**SET EXERCISE:** With the pictures left out, copy the listing below exactly.

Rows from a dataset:
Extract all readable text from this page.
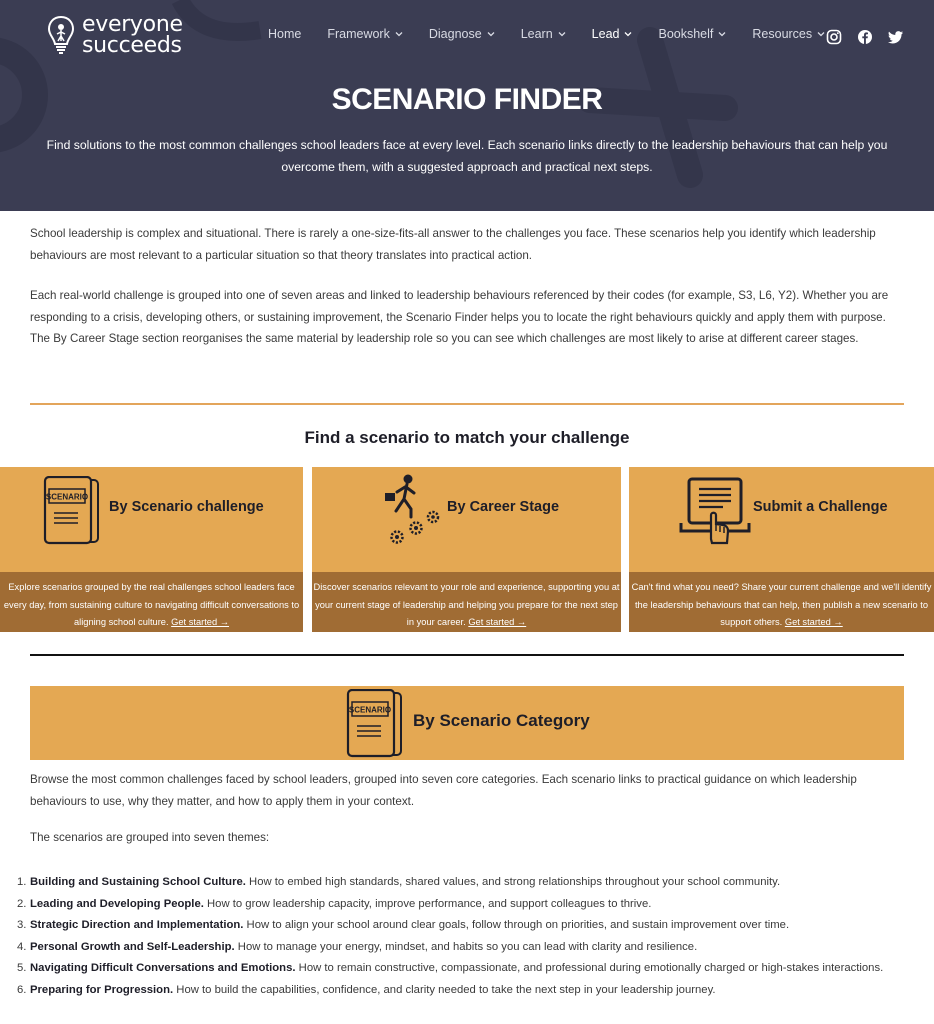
everyone
succeeds	Home Framework	Diagnose	Learn	Lead	Bookshelf	Resources
SCENARIO FINDER

Find solutions to the most common challenges school leaders face at every level. Each scenario links directly to the leadership behaviours that can help you overcome them, with a suggested approach and practical next steps.

School leadership is complex and situational. There is rarely a one-size-fits-all answer to the challenges you face. These scenarios help you identify which leadership behaviours are most relevant to a particular situation so that theory translates into practical action.

Each real-world challenge is grouped into one of seven areas and linked to leadership behaviours referenced by their codes (for example, S3, L6, Y2). Whether you are responding to a crisis, developing others, or sustaining improvement, the Scenario Finder helps you to locate the right behaviours quickly and apply them with purpose. The By Career Stage section reorganises the same material by leadership role so you can see which challenges are most likely to arise at different career stages.

Find a scenario to match your challenge
SCENARIO
By Scenario challenge
Explore scenarios grouped by the real challenges school leaders face every day, from sustaining culture to navigating difficult conversations to aligning school culture. Get started →
By Career Stage
Discover scenarios relevant to your role and experience, supporting you at your current stage of leadership and helping you prepare for the next step in your career. Get started →
Submit a Challenge
Can't find what you need? Share your current challenge and we'll identify the leadership behaviours that can help, then publish a new scenario to support others. Get started →
SCENARIO
By Scenario Category

Browse the most common challenges faced by school leaders, grouped into seven core categories. Each scenario links to practical guidance on which leadership behaviours to use, why they matter, and how to apply them in your context.

The scenarios are grouped into seven themes:

1. Building and Sustaining School Culture. How to embed high standards, shared values, and strong relationships throughout your school community.
2. Leading and Developing People. How to grow leadership capacity, improve performance, and support colleagues to thrive.
3. Strategic Direction and Implementation. How to align your school around clear goals, follow through on priorities, and sustain improvement over time.
4. Personal Growth and Self-Leadership. How to manage your energy, mindset, and habits so you can lead with clarity and resilience.
5. Navigating Difficult Conversations and Emotions. How to remain constructive, compassionate, and professional during emotionally charged or high-stakes interactions.
6. Preparing for Progression. How to build the capabilities, confidence, and clarity needed to take the next step in your leadership journey.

**SOLUTION TO THE PROBLEM:**
Extract all readable text from this page.
everyone
succeeds	Home Framework	Diagnose	Learn	Lead	Bookshelf	Resources
SCENARIO FINDER

Find solutions to the most common challenges school leaders face at every level. Each scenario links directly to the leadership behaviours that can help you overcome them, with a suggested approach and practical next steps.

School leadership is complex and situational. There is rarely a one-size-fits-all answer to the challenges you face. These scenarios help you identify which leadership behaviours are most relevant to a particular situation so that theory translates into practical action.

Each real-world challenge is grouped into one of seven areas and linked to leadership behaviours referenced by their codes (for example, S3, L6, Y2). Whether you are responding to a crisis, developing others, or sustaining improvement, the Scenario Finder helps you to locate the right behaviours quickly and apply them with purpose. The By Career Stage section reorganises the same material by leadership role so you can see which challenges are most likely to arise at different career stages.

Find a scenario to match your challenge
SCENARIO
By Scenario challenge
Explore scenarios grouped by the real challenges school leaders face every day, from sustaining culture to navigating difficult conversations to aligning school culture. Get started →
By Career Stage
Discover scenarios relevant to your role and experience, supporting you at your current stage of leadership and helping you prepare for the next step in your career. Get started →
Submit a Challenge
Can't find what you need? Share your current challenge and we'll identify the leadership behaviours that can help, then publish a new scenario to support others. Get started →
SCENARIO
By Scenario Category

Browse the most common challenges faced by school leaders, grouped into seven core categories. Each scenario links to practical guidance on which leadership behaviours to use, why they matter, and how to apply them in your context.

The scenarios are grouped into seven themes:

1. Building and Sustaining School Culture. How to embed high standards, shared values, and strong relationships throughout your school community.
2. Leading and Developing People. How to grow leadership capacity, improve performance, and support colleagues to thrive.
3. Strategic Direction and Implementation. How to align your school around clear goals, follow through on priorities, and sustain improvement over time.
4. Personal Growth and Self-Leadership. How to manage your energy, mindset, and habits so you can lead with clarity and resilience.
5. Navigating Difficult Conversations and Emotions. How to remain constructive, compassionate, and professional during emotionally charged or high-stakes interactions.
6. Preparing for Progression. How to build the capabilities, confidence, and clarity needed to take the next step in your leadership journey.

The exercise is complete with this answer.